* Task prompt
Print out each entry below exactly, please.

(Extracted data entries)
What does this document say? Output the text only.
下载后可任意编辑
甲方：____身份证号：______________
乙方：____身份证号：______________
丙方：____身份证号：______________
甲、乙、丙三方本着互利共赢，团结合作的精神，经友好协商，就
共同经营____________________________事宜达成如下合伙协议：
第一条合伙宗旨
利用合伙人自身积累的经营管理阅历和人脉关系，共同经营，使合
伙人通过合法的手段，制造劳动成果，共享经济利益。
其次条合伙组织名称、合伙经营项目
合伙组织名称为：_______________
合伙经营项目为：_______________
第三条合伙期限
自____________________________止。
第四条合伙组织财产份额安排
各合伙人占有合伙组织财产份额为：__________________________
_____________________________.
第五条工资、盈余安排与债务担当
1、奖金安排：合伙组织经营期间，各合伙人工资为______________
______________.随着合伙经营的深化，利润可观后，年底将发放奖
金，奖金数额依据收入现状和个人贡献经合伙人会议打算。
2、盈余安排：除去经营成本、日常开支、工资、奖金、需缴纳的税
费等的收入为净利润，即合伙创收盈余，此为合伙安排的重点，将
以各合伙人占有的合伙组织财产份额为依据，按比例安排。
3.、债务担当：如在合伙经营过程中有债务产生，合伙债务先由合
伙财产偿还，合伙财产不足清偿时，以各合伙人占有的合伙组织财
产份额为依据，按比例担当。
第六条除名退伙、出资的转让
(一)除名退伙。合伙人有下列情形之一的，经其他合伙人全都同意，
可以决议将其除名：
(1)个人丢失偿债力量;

* Output
What does this document say? Output the text only.
下载后可任意编辑
甲方：____身份证号：______________
乙方：____身份证号：______________
丙方：____身份证号：______________
甲、乙、丙三方本着互利共赢，团结合作的精神，经友好协商，就
共同经营____________________________事宜达成如下合伙协议：
第一条合伙宗旨
利用合伙人自身积累的经营管理阅历和人脉关系，共同经营，使合
伙人通过合法的手段，制造劳动成果，共享经济利益。
其次条合伙组织名称、合伙经营项目
合伙组织名称为：_______________
合伙经营项目为：_______________
第三条合伙期限
自____________________________止。
第四条合伙组织财产份额安排
各合伙人占有合伙组织财产份额为：__________________________
_____________________________.
第五条工资、盈余安排与债务担当
1、奖金安排：合伙组织经营期间，各合伙人工资为______________
______________.随着合伙经营的深化，利润可观后，年底将发放奖
金，奖金数额依据收入现状和个人贡献经合伙人会议打算。
2、盈余安排：除去经营成本、日常开支、工资、奖金、需缴纳的税
费等的收入为净利润，即合伙创收盈余，此为合伙安排的重点，将
以各合伙人占有的合伙组织财产份额为依据，按比例安排。
3.、债务担当：如在合伙经营过程中有债务产生，合伙债务先由合
伙财产偿还，合伙财产不足清偿时，以各合伙人占有的合伙组织财
产份额为依据，按比例担当。
第六条除名退伙、出资的转让
(一)除名退伙。合伙人有下列情形之一的，经其他合伙人全都同意，
可以决议将其除名：
(1)个人丢失偿债力量;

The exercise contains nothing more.